▸ **Material shown**:

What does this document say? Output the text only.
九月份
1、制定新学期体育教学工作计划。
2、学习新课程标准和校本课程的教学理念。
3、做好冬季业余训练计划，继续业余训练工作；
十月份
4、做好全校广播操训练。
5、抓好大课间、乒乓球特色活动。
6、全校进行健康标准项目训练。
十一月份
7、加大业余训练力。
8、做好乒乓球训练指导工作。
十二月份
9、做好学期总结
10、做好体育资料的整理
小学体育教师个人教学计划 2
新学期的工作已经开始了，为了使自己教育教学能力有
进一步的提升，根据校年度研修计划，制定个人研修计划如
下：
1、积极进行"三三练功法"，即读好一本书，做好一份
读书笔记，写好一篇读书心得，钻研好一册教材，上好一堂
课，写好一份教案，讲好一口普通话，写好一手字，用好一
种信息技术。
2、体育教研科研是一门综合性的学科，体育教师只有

▸ **What you need to do**: All of the data needs to be reproduced exactly, with no line missing.

▸ **Finished task**:
What does this document say? Output the text only.
九月份
1、制定新学期体育教学工作计划。
2、学习新课程标准和校本课程的教学理念。
3、做好冬季业余训练计划，继续业余训练工作；
十月份
4、做好全校广播操训练。
5、抓好大课间、乒乓球特色活动。
6、全校进行健康标准项目训练。
十一月份
7、加大业余训练力。
8、做好乒乓球训练指导工作。
十二月份
9、做好学期总结
10、做好体育资料的整理
小学体育教师个人教学计划 2
新学期的工作已经开始了，为了使自己教育教学能力有
进一步的提升，根据校年度研修计划，制定个人研修计划如
下：
1、积极进行"三三练功法"，即读好一本书，做好一份
读书笔记，写好一篇读书心得，钻研好一册教材，上好一堂
课，写好一份教案，讲好一口普通话，写好一手字，用好一
种信息技术。
2、体育教研科研是一门综合性的学科，体育教师只有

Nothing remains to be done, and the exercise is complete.